Saiba por que Sócrates e o primeiro-ministro se odeiam

Costa e Sócrates só se tornaram amigos no governo Guterres. Mas a relação esfriou muito antes de Sócrates deixar de ser primeiro-ministro.

O amor é um combustível poderoso e, segundo o lugar comum, ‘move montanhas’. Na política, a mais-valia do amor é moderada e o potencial do ódio extraordinário – rebenta diques, explode pontes, implode famílias, provoca choques em cadeia. As possibilidades do ódio na vida pública são ainda mais extraordinárias quando esse ódio não é assumido e se exprime apenas por sinais e meias-palavras. É o que se passa há anos entre José Sócrates e António Costa.

Esta semana, o SOL revelou como o ódio de Sócrates em relação a António Costa remonta a um tempo muito anterior à prisão do antigo primeiro-ministro. Novas escutas incluídas no processo Marquês expõem a situação. Ainda António José Seguro era secretário-geral do PS, a 24 de julho de 2014 – mas já António Costa tinha apresentado a sua candidatura alternativa que culminou no processo das primárias –, José Sócrates afirma que quem deveria ser líder do Partido Socialista era o advogado Marinho e Pinto, que tinha acabado de ser eleito deputado europeu pelo Partido da Terra. “Marinho e Pinto devia ser líder do PS. É que, se por absurdo, Seguro ganhar, vai governar com quem?”. Sócrates afirma ainda que o advogado sempre foi muito seu “amigo” e que “sempre foi contra a corrente”.

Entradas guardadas
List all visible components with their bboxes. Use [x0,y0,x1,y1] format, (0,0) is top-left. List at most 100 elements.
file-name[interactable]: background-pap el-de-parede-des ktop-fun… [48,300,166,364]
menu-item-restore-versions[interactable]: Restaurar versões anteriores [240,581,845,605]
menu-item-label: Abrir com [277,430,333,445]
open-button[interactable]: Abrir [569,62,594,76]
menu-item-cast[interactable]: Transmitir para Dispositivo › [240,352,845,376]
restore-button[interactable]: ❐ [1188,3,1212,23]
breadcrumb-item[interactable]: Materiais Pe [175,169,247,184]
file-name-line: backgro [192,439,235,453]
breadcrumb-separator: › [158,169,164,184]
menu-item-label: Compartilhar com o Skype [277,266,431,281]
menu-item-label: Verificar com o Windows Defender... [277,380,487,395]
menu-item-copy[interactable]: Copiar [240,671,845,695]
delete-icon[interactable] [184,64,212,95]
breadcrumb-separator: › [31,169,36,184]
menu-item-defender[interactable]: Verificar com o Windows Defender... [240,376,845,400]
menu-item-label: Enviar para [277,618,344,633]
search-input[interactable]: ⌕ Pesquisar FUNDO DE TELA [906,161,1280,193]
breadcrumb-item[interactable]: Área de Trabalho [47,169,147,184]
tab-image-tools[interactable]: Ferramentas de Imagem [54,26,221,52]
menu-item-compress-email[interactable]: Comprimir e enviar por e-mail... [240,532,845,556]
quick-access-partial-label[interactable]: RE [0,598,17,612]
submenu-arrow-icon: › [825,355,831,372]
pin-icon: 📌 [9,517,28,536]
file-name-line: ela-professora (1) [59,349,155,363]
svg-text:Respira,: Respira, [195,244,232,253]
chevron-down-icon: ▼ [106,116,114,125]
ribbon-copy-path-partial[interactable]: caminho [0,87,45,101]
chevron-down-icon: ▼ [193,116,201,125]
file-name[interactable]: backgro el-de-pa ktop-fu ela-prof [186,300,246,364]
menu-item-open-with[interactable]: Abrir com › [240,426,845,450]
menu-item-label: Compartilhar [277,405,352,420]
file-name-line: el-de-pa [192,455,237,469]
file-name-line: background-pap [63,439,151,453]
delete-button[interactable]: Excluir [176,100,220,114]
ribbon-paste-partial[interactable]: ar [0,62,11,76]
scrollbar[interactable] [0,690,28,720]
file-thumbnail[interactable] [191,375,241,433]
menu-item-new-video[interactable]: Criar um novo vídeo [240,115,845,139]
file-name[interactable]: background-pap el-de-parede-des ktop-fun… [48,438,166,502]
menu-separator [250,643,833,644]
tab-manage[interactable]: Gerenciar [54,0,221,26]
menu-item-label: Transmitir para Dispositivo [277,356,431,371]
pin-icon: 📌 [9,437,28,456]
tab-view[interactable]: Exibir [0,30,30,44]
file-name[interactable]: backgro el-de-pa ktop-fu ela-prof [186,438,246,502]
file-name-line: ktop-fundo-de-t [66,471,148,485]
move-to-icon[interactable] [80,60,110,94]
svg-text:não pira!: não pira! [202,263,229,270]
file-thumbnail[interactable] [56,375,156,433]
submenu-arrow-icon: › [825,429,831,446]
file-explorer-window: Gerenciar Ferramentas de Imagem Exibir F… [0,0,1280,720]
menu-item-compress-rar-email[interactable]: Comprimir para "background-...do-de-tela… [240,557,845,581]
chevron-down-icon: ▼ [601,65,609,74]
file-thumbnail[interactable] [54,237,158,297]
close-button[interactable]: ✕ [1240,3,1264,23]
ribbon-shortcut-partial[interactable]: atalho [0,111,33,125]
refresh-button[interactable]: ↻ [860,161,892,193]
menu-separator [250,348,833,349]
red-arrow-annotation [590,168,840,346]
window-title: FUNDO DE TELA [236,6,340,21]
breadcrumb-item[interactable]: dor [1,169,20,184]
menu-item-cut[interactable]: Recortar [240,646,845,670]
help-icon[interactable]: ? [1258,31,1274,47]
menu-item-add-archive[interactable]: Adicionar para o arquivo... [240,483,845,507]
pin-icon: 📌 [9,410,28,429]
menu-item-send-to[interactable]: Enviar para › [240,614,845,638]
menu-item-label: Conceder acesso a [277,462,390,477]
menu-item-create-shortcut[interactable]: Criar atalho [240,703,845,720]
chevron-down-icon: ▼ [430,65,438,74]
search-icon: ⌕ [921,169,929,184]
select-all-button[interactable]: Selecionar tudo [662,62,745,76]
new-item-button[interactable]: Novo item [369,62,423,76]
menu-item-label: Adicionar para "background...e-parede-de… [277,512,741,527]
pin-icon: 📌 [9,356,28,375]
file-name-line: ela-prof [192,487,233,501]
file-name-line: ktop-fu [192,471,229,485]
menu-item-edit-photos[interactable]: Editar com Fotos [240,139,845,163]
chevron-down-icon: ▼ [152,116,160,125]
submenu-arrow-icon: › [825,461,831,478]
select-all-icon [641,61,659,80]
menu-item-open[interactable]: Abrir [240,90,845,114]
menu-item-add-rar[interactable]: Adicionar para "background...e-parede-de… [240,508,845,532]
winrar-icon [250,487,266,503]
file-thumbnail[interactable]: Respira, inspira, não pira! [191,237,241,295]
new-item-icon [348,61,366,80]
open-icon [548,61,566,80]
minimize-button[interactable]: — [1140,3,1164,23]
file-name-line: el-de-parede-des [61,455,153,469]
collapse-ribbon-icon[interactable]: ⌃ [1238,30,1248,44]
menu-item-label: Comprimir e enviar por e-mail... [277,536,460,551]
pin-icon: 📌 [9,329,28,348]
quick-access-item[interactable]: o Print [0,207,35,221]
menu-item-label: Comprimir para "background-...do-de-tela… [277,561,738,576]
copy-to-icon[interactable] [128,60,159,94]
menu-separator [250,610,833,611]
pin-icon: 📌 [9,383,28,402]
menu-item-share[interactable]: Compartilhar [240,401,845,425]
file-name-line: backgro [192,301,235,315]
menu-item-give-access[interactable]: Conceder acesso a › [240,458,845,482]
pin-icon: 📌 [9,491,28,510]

*Instruções do exercício*
Atualize o texto sobre Sócrates e Costa, trocando "amor" por "afeto". Comece no trecho que contém "Saiba por que" e termine após "e António Costa.". A listagem tem origem numa fonte diferente.

*Resposta do exercício*
Saiba por que Sócrates e o primeiro-ministro se odeiam

Costa e Sócrates só se tornaram amigos no governo Guterres. Mas a relação esfriou muito antes de Sócrates deixar de ser primeiro-ministro.

O afeto é um combustível poderoso e, segundo o lugar comum, ‘move montanhas’. Na política, a mais-valia do afeto é moderada e o potencial do ódio extraordinário – rebenta diques, explode pontes, implode famílias, provoca choques em cadeia. As possibilidades do ódio na vida pública são ainda mais extraordinárias quando esse ódio não é assumido e se exprime apenas por sinais e meias-palavras. É o que se passa há anos entre José Sócrates e António Costa.